::: Extracted material

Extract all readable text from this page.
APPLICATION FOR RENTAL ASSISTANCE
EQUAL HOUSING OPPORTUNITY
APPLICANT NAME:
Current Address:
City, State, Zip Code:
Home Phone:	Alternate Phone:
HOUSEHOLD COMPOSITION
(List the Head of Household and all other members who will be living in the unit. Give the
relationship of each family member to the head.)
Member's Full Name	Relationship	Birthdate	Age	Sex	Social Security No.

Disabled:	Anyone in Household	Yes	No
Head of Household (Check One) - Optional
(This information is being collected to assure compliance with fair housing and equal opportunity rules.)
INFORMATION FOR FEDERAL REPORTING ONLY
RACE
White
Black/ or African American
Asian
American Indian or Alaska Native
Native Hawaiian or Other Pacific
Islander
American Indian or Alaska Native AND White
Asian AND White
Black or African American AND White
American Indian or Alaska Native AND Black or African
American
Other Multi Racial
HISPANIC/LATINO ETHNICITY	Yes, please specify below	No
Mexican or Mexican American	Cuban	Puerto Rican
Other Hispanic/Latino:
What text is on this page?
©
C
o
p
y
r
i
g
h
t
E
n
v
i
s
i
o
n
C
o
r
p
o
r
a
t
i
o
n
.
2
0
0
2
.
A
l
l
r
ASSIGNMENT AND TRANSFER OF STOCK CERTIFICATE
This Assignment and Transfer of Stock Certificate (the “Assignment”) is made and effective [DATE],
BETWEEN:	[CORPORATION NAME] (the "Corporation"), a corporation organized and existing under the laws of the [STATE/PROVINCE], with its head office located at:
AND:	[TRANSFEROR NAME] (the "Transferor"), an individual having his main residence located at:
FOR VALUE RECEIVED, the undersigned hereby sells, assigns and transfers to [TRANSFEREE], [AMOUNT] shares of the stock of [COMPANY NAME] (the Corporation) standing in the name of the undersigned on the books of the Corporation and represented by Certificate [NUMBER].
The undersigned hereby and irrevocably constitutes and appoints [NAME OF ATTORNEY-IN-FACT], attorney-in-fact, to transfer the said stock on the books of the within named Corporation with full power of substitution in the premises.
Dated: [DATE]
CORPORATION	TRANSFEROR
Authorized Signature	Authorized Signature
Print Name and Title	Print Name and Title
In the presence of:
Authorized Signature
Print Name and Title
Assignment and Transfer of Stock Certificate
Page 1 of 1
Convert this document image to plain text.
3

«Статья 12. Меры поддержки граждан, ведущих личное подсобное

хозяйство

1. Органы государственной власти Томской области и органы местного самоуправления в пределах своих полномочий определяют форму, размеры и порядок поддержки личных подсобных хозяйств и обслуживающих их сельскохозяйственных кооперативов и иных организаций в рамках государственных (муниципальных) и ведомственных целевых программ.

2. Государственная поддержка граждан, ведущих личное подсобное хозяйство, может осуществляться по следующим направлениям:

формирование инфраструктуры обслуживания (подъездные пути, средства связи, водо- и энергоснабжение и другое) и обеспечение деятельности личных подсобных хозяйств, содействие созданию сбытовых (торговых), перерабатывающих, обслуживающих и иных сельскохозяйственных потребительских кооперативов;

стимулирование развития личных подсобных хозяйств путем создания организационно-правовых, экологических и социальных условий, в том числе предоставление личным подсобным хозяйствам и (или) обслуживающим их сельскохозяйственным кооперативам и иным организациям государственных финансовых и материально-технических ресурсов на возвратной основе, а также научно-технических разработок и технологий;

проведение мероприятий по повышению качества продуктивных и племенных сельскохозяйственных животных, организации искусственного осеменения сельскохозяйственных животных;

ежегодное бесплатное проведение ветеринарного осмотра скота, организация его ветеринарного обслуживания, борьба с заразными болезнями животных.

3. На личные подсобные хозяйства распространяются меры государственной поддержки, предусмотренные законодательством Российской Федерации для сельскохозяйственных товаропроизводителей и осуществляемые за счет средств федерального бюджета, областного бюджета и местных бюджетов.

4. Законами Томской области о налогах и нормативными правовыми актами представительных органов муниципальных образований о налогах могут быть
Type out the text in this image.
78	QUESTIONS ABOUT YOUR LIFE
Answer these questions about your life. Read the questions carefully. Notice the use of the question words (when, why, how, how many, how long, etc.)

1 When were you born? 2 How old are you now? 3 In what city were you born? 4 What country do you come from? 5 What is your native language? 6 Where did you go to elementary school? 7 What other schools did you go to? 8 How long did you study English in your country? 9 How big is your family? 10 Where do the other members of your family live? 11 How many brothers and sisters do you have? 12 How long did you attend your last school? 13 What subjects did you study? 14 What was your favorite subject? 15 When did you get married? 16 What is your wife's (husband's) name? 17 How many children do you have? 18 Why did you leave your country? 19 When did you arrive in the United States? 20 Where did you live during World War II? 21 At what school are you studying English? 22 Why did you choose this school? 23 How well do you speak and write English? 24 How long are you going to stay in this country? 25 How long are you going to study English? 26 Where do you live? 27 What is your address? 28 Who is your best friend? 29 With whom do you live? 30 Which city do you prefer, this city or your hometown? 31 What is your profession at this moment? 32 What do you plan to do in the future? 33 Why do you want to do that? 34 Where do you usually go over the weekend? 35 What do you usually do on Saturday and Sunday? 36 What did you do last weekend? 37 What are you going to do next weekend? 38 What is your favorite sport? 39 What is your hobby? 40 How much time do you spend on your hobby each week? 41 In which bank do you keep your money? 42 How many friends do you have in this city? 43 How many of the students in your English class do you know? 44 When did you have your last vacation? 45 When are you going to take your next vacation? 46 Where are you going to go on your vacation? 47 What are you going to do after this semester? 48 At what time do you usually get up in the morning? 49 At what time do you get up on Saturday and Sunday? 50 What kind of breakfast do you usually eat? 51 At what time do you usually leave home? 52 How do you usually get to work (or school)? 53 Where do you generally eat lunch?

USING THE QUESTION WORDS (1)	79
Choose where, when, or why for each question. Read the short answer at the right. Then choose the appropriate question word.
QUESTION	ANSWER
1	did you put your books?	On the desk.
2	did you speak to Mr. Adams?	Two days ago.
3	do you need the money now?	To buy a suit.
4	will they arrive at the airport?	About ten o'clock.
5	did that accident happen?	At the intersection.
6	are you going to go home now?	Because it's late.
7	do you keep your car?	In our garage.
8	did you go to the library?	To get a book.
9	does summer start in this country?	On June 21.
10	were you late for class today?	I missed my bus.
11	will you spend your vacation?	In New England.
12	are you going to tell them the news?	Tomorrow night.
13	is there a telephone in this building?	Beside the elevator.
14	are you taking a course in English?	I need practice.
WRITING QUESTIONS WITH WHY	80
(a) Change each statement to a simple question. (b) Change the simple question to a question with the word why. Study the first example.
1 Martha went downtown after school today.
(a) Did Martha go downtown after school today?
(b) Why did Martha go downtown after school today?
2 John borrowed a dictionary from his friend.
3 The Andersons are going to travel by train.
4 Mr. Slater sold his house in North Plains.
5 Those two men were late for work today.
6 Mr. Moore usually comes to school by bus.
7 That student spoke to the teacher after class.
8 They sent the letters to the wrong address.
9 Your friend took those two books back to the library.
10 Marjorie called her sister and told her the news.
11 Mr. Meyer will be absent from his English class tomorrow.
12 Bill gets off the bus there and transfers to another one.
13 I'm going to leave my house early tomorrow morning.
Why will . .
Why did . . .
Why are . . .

::::::

§ **Your instructions**
Every line of the records above needs to be given again exactly.

§ **Output below**
Extract all readable text from this page.
APPLICATION FOR RENTAL ASSISTANCE
EQUAL HOUSING OPPORTUNITY
APPLICANT NAME:
Current Address:
City, State, Zip Code:
Home Phone:	Alternate Phone:
HOUSEHOLD COMPOSITION
(List the Head of Household and all other members who will be living in the unit. Give the
relationship of each family member to the head.)
Member's Full Name	Relationship	Birthdate	Age	Sex	Social Security No.

Disabled:	Anyone in Household	Yes	No
Head of Household (Check One) - Optional
(This information is being collected to assure compliance with fair housing and equal opportunity rules.)
INFORMATION FOR FEDERAL REPORTING ONLY
RACE
White
Black/ or African American
Asian
American Indian or Alaska Native
Native Hawaiian or Other Pacific
Islander
American Indian or Alaska Native AND White
Asian AND White
Black or African American AND White
American Indian or Alaska Native AND Black or African
American
Other Multi Racial
HISPANIC/LATINO ETHNICITY	Yes, please specify below	No
Mexican or Mexican American	Cuban	Puerto Rican
Other Hispanic/Latino:
What text is on this page?
©
C
o
p
y
r
i
g
h
t
E
n
v
i
s
i
o
n
C
o
r
p
o
r
a
t
i
o
n
.
2
0
0
2
.
A
l
l
r
ASSIGNMENT AND TRANSFER OF STOCK CERTIFICATE
This Assignment and Transfer of Stock Certificate (the “Assignment”) is made and effective [DATE],
BETWEEN:	[CORPORATION NAME] (the "Corporation"), a corporation organized and existing under the laws of the [STATE/PROVINCE], with its head office located at:
AND:	[TRANSFEROR NAME] (the "Transferor"), an individual having his main residence located at:
FOR VALUE RECEIVED, the undersigned hereby sells, assigns and transfers to [TRANSFEREE], [AMOUNT] shares of the stock of [COMPANY NAME] (the Corporation) standing in the name of the undersigned on the books of the Corporation and represented by Certificate [NUMBER].
The undersigned hereby and irrevocably constitutes and appoints [NAME OF ATTORNEY-IN-FACT], attorney-in-fact, to transfer the said stock on the books of the within named Corporation with full power of substitution in the premises.
Dated: [DATE]
CORPORATION	TRANSFEROR
Authorized Signature	Authorized Signature
Print Name and Title	Print Name and Title
In the presence of:
Authorized Signature
Print Name and Title
Assignment and Transfer of Stock Certificate
Page 1 of 1
Convert this document image to plain text.
3

«Статья 12. Меры поддержки граждан, ведущих личное подсобное

хозяйство

1. Органы государственной власти Томской области и органы местного самоуправления в пределах своих полномочий определяют форму, размеры и порядок поддержки личных подсобных хозяйств и обслуживающих их сельскохозяйственных кооперативов и иных организаций в рамках государственных (муниципальных) и ведомственных целевых программ.

2. Государственная поддержка граждан, ведущих личное подсобное хозяйство, может осуществляться по следующим направлениям:

формирование инфраструктуры обслуживания (подъездные пути, средства связи, водо- и энергоснабжение и другое) и обеспечение деятельности личных подсобных хозяйств, содействие созданию сбытовых (торговых), перерабатывающих, обслуживающих и иных сельскохозяйственных потребительских кооперативов;

стимулирование развития личных подсобных хозяйств путем создания организационно-правовых, экологических и социальных условий, в том числе предоставление личным подсобным хозяйствам и (или) обслуживающим их сельскохозяйственным кооперативам и иным организациям государственных финансовых и материально-технических ресурсов на возвратной основе, а также научно-технических разработок и технологий;

проведение мероприятий по повышению качества продуктивных и племенных сельскохозяйственных животных, организации искусственного осеменения сельскохозяйственных животных;

ежегодное бесплатное проведение ветеринарного осмотра скота, организация его ветеринарного обслуживания, борьба с заразными болезнями животных.

3. На личные подсобные хозяйства распространяются меры государственной поддержки, предусмотренные законодательством Российской Федерации для сельскохозяйственных товаропроизводителей и осуществляемые за счет средств федерального бюджета, областного бюджета и местных бюджетов.

4. Законами Томской области о налогах и нормативными правовыми актами представительных органов муниципальных образований о налогах могут быть
Type out the text in this image.
78	QUESTIONS ABOUT YOUR LIFE
Answer these questions about your life. Read the questions carefully. Notice the use of the question words (when, why, how, how many, how long, etc.)

1 When were you born? 2 How old are you now? 3 In what city were you born? 4 What country do you come from? 5 What is your native language? 6 Where did you go to elementary school? 7 What other schools did you go to? 8 How long did you study English in your country? 9 How big is your family? 10 Where do the other members of your family live? 11 How many brothers and sisters do you have? 12 How long did you attend your last school? 13 What subjects did you study? 14 What was your favorite subject? 15 When did you get married? 16 What is your wife's (husband's) name? 17 How many children do you have? 18 Why did you leave your country? 19 When did you arrive in the United States? 20 Where did you live during World War II? 21 At what school are you studying English? 22 Why did you choose this school? 23 How well do you speak and write English? 24 How long are you going to stay in this country? 25 How long are you going to study English? 26 Where do you live? 27 What is your address? 28 Who is your best friend? 29 With whom do you live? 30 Which city do you prefer, this city or your hometown? 31 What is your profession at this moment? 32 What do you plan to do in the future? 33 Why do you want to do that? 34 Where do you usually go over the weekend? 35 What do you usually do on Saturday and Sunday? 36 What did you do last weekend? 37 What are you going to do next weekend? 38 What is your favorite sport? 39 What is your hobby? 40 How much time do you spend on your hobby each week? 41 In which bank do you keep your money? 42 How many friends do you have in this city? 43 How many of the students in your English class do you know? 44 When did you have your last vacation? 45 When are you going to take your next vacation? 46 Where are you going to go on your vacation? 47 What are you going to do after this semester? 48 At what time do you usually get up in the morning? 49 At what time do you get up on Saturday and Sunday? 50 What kind of breakfast do you usually eat? 51 At what time do you usually leave home? 52 How do you usually get to work (or school)? 53 Where do you generally eat lunch?

USING THE QUESTION WORDS (1)	79
Choose where, when, or why for each question. Read the short answer at the right. Then choose the appropriate question word.
QUESTION	ANSWER
1	did you put your books?	On the desk.
2	did you speak to Mr. Adams?	Two days ago.
3	do you need the money now?	To buy a suit.
4	will they arrive at the airport?	About ten o'clock.
5	did that accident happen?	At the intersection.
6	are you going to go home now?	Because it's late.
7	do you keep your car?	In our garage.
8	did you go to the library?	To get a book.
9	does summer start in this country?	On June 21.
10	were you late for class today?	I missed my bus.
11	will you spend your vacation?	In New England.
12	are you going to tell them the news?	Tomorrow night.
13	is there a telephone in this building?	Beside the elevator.
14	are you taking a course in English?	I need practice.
WRITING QUESTIONS WITH WHY	80
(a) Change each statement to a simple question. (b) Change the simple question to a question with the word why. Study the first example.
1 Martha went downtown after school today.
(a) Did Martha go downtown after school today?
(b) Why did Martha go downtown after school today?
2 John borrowed a dictionary from his friend.
3 The Andersons are going to travel by train.
4 Mr. Slater sold his house in North Plains.
5 Those two men were late for work today.
6 Mr. Moore usually comes to school by bus.
7 That student spoke to the teacher after class.
8 They sent the letters to the wrong address.
9 Your friend took those two books back to the library.
10 Marjorie called her sister and told her the news.
11 Mr. Meyer will be absent from his English class tomorrow.
12 Bill gets off the bus there and transfers to another one.
13 I'm going to leave my house early tomorrow morning.
Why will . .
Why did . . .
Why are . . .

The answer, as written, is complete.